**** Dataset records ****

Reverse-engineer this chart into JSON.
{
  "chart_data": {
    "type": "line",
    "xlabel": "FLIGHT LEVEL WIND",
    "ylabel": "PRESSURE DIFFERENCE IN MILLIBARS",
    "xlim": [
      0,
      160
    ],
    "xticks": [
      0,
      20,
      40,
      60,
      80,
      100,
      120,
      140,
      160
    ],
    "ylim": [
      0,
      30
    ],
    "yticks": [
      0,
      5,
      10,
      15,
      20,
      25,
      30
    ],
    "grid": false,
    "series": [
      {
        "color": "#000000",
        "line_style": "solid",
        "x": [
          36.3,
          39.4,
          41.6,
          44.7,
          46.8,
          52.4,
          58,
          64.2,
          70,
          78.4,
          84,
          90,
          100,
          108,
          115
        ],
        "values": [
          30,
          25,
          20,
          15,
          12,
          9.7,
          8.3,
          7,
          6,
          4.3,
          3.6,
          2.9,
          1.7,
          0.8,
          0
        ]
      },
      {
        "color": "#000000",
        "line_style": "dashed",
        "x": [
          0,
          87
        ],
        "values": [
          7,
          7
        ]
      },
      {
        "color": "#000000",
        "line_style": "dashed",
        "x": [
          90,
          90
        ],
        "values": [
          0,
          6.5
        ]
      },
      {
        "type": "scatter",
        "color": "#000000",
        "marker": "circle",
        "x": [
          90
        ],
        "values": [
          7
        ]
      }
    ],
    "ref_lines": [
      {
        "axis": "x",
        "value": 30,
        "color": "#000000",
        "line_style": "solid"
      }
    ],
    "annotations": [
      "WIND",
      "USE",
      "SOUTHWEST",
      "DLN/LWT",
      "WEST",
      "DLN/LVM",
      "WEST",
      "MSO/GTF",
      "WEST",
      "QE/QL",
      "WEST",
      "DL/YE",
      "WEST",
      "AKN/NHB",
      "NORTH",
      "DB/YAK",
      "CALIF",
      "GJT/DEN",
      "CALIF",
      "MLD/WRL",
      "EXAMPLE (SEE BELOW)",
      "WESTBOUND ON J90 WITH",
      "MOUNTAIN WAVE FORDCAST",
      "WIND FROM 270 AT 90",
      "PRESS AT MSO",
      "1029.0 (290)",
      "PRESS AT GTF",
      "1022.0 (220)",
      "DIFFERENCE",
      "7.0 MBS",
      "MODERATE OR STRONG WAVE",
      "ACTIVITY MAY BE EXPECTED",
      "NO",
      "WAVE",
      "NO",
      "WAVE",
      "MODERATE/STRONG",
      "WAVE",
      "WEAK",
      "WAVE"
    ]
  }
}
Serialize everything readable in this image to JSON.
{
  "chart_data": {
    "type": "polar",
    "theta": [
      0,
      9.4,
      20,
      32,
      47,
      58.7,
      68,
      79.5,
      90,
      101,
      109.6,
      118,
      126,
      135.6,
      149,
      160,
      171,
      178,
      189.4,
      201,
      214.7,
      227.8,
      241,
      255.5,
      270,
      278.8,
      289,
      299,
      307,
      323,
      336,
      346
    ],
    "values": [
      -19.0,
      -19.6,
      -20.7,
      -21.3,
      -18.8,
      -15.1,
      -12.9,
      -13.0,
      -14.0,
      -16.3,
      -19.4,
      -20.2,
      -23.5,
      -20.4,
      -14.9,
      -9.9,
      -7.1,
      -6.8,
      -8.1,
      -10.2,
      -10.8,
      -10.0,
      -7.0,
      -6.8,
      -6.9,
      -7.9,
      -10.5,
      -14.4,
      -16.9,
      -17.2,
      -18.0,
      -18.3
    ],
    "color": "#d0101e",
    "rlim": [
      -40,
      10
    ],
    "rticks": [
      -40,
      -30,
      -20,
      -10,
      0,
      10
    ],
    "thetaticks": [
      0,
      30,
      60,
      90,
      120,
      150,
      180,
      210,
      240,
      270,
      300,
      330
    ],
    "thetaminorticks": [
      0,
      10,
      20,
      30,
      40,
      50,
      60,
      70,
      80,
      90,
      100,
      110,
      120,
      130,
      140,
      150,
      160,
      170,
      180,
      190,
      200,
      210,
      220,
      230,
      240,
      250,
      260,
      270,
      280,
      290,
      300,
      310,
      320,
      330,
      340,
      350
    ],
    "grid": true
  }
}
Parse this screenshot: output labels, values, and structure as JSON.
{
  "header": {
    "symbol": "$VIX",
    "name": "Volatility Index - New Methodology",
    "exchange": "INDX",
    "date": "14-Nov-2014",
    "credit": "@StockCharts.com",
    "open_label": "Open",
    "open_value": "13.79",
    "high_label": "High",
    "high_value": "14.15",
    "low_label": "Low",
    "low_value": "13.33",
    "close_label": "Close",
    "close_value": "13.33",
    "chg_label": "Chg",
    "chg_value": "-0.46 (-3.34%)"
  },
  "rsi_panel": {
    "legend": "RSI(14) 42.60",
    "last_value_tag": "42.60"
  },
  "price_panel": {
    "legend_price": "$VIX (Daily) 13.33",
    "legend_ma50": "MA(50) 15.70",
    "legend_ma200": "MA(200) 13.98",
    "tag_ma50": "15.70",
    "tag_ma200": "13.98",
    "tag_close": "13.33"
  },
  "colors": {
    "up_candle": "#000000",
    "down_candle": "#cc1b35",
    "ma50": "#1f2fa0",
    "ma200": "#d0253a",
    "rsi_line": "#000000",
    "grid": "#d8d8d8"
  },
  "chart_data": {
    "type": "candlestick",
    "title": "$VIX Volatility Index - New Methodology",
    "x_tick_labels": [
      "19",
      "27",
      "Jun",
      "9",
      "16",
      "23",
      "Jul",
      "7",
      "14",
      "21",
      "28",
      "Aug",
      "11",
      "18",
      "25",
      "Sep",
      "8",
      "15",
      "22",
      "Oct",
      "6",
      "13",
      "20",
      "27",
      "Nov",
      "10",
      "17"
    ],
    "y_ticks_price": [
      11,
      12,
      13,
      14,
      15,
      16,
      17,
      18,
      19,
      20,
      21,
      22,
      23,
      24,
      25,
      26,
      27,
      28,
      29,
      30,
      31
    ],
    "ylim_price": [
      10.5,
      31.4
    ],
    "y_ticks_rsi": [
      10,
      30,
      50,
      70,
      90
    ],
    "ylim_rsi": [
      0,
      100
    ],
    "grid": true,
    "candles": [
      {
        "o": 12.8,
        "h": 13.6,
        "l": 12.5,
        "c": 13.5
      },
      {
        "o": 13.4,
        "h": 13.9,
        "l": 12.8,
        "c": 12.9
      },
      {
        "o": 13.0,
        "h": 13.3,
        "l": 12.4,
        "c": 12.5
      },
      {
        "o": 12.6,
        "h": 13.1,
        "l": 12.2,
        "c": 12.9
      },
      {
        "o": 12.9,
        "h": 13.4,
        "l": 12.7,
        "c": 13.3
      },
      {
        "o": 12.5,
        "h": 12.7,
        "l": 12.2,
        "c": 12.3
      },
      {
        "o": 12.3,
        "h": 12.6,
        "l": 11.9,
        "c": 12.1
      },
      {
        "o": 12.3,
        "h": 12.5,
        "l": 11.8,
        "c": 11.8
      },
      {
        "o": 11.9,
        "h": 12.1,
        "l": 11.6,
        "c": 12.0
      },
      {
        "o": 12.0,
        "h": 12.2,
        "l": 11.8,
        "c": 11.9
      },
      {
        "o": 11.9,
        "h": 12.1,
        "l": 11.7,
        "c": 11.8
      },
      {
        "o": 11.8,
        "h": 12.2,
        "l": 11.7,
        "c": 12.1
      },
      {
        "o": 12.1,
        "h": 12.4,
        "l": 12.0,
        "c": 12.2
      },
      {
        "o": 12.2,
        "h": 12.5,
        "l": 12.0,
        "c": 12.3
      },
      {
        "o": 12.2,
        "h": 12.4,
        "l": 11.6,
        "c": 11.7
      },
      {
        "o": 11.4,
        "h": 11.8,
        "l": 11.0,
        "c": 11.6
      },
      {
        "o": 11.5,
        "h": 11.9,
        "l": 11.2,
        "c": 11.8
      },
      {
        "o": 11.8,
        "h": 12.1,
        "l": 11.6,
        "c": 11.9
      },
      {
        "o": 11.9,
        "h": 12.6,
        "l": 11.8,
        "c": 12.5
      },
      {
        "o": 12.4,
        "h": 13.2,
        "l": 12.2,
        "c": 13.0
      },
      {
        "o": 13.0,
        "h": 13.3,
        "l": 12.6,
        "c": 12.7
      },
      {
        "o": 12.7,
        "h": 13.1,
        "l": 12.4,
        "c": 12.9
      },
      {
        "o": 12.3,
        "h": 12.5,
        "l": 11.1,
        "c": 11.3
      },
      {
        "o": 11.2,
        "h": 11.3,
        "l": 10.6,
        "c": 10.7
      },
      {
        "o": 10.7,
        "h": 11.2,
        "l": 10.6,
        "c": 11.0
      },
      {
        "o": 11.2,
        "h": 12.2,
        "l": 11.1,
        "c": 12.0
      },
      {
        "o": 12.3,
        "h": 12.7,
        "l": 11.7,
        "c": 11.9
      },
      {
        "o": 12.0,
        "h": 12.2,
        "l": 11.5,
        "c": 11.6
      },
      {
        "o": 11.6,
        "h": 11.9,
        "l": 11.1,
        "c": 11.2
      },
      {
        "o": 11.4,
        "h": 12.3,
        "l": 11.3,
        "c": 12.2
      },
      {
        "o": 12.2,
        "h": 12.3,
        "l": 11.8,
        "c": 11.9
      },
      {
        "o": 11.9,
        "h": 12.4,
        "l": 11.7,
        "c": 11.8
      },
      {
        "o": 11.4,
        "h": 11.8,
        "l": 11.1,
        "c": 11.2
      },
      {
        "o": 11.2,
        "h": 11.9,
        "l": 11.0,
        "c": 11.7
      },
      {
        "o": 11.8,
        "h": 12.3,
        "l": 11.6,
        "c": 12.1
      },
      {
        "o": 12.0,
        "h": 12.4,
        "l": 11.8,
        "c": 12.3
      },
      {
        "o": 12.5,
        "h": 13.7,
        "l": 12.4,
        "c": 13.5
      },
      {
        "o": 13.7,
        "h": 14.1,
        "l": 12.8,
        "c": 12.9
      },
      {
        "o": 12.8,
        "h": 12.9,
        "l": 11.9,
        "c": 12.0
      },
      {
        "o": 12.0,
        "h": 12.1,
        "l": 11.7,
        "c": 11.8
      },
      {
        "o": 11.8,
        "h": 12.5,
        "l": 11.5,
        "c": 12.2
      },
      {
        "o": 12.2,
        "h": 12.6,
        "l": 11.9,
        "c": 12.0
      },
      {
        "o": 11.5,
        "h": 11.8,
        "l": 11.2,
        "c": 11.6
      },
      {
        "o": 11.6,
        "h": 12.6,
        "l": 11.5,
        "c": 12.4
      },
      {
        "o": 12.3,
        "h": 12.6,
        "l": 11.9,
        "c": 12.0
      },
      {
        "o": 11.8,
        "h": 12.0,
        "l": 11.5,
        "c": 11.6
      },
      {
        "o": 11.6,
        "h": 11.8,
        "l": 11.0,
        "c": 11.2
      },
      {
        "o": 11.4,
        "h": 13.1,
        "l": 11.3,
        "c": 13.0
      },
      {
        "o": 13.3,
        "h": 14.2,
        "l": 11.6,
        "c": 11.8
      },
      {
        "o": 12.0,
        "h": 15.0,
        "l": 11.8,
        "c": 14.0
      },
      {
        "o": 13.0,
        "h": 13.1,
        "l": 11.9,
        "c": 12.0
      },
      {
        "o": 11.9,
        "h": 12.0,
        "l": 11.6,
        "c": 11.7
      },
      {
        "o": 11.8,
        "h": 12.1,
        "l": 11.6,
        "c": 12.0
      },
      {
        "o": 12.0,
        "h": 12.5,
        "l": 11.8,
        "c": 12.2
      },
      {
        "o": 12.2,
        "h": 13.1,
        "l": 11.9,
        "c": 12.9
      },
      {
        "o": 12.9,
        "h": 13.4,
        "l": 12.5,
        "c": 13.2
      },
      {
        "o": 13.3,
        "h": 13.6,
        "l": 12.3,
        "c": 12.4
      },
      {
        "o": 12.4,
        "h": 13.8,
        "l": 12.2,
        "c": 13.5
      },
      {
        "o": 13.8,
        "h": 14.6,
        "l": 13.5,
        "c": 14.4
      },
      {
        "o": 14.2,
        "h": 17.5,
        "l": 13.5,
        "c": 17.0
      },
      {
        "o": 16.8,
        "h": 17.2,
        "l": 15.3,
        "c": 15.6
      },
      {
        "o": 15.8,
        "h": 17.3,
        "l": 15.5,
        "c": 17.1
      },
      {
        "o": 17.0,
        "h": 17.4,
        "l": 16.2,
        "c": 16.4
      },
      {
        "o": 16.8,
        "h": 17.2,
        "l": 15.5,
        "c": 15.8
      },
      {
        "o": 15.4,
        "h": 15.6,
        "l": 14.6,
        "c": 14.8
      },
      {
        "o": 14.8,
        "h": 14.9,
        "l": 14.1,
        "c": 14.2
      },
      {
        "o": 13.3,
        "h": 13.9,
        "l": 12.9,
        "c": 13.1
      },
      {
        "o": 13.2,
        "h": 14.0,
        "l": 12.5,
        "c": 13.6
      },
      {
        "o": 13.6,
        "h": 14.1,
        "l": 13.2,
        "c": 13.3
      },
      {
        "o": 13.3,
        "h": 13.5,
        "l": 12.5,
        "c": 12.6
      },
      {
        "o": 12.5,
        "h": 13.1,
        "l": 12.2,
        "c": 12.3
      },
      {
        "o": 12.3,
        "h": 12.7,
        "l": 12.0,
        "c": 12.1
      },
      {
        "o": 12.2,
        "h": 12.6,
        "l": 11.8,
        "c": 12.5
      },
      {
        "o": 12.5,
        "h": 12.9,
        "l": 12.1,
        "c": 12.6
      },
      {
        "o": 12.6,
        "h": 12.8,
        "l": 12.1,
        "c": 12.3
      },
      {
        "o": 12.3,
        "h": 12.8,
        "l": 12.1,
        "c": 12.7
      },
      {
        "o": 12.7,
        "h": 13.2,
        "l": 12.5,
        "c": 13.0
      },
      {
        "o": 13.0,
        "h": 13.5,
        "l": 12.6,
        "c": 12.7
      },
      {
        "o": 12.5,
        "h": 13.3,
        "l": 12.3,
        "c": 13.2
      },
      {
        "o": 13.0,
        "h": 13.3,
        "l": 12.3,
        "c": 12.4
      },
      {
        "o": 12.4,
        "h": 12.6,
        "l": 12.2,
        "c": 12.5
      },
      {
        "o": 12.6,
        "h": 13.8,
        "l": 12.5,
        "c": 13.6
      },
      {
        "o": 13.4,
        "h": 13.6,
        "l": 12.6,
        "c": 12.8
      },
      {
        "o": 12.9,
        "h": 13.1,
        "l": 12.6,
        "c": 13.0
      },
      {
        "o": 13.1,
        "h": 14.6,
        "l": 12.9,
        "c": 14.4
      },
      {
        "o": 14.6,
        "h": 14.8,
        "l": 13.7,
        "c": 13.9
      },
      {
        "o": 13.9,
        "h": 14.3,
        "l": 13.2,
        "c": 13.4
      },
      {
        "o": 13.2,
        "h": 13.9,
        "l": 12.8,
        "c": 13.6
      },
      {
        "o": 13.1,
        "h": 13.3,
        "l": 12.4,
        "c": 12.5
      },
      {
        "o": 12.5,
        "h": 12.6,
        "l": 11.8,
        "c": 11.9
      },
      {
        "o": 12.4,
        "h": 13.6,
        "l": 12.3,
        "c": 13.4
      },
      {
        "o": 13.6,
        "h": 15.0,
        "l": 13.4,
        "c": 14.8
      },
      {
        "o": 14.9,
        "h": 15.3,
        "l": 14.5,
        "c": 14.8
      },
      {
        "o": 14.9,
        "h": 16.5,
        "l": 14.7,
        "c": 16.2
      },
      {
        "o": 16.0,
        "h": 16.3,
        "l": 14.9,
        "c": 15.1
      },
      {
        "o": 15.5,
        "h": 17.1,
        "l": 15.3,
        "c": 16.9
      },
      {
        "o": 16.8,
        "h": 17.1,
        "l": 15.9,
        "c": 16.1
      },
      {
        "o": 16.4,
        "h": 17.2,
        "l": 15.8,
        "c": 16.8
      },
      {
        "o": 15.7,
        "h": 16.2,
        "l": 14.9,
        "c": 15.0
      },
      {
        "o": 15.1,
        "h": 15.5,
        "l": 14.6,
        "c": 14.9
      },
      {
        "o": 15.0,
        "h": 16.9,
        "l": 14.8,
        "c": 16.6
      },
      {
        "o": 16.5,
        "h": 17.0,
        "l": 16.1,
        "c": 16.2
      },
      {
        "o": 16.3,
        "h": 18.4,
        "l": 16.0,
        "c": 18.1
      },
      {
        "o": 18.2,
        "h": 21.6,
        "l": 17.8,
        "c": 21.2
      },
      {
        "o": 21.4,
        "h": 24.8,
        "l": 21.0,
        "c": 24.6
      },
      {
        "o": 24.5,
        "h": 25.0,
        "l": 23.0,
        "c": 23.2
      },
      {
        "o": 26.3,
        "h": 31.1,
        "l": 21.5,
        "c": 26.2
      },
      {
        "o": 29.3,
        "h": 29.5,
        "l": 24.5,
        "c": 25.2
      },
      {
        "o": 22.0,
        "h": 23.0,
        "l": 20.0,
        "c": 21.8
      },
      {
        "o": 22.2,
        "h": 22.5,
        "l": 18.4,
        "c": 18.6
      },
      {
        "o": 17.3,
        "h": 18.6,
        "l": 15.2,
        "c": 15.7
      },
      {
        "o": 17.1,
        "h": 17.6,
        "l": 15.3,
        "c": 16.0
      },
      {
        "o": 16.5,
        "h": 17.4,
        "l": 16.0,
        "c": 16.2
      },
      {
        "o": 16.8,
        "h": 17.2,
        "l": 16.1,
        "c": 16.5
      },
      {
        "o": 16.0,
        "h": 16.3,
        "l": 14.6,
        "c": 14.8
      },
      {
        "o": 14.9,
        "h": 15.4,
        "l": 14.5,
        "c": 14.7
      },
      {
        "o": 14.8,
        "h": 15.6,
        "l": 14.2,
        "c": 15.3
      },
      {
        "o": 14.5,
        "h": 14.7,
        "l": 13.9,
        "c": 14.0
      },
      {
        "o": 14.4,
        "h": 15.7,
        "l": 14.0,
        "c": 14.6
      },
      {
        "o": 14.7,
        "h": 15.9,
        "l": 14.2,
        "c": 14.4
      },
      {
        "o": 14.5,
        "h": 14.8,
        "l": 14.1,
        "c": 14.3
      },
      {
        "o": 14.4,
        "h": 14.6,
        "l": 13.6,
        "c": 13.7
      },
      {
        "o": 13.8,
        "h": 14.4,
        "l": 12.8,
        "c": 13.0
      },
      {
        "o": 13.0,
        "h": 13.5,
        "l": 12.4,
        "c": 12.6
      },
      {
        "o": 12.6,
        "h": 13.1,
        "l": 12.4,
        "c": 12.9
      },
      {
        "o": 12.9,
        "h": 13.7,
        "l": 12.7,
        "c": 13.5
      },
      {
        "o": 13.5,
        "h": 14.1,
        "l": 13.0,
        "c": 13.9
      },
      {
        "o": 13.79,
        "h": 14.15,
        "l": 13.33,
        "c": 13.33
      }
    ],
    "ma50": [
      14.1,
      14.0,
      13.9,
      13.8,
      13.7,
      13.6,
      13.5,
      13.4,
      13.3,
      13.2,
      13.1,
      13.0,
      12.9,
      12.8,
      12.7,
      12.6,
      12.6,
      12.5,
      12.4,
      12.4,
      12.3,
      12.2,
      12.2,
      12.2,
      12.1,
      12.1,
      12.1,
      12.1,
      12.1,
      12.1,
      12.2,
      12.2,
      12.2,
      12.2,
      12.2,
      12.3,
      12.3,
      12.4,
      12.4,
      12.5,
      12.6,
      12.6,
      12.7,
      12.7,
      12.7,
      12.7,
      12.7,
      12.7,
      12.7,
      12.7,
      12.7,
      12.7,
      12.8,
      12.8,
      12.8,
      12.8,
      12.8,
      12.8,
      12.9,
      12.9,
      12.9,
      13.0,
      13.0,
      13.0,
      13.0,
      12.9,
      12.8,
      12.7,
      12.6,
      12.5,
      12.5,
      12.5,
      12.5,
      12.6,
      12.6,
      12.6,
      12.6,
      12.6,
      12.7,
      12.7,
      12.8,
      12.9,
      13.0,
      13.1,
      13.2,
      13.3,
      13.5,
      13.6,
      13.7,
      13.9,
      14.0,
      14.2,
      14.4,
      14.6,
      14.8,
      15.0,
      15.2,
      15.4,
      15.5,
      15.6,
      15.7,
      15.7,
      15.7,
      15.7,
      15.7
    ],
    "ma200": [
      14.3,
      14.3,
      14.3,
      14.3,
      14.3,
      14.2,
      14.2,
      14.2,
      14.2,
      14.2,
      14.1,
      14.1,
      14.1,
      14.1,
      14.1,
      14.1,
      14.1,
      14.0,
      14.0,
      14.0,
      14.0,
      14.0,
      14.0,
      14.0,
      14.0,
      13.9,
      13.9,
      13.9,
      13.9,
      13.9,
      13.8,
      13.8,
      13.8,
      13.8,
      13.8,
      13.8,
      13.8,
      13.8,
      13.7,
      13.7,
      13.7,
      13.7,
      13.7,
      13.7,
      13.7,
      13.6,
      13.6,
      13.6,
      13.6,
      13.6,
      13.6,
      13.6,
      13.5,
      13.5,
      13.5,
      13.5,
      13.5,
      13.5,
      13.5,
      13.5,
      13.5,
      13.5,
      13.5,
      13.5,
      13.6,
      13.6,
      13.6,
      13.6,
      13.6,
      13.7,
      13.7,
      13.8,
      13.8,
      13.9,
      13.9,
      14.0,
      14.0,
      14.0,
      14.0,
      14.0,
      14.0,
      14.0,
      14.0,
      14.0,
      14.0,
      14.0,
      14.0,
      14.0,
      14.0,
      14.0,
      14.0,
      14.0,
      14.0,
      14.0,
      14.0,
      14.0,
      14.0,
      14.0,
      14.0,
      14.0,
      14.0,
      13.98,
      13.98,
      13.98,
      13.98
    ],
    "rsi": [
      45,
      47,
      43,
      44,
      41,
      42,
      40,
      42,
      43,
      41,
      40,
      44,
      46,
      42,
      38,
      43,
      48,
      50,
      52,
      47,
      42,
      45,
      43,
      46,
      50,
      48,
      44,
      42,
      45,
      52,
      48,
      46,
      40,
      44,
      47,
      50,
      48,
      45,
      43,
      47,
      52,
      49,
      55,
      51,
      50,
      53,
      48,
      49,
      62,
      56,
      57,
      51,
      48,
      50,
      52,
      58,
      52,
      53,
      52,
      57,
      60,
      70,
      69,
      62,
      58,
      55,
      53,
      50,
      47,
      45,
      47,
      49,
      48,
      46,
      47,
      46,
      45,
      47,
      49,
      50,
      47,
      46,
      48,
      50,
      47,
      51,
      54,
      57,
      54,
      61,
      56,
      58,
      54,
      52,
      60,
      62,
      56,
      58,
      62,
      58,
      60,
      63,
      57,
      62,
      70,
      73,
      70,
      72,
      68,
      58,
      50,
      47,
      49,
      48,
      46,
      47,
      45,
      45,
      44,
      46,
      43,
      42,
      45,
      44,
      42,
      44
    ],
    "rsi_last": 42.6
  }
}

****

• Task directions:
Collect, from the material above, every line containing the word "grid".

• Result for this exercise:
    "grid": false,
    "grid": true
    "grid": "#d8d8d8"
    "grid": true,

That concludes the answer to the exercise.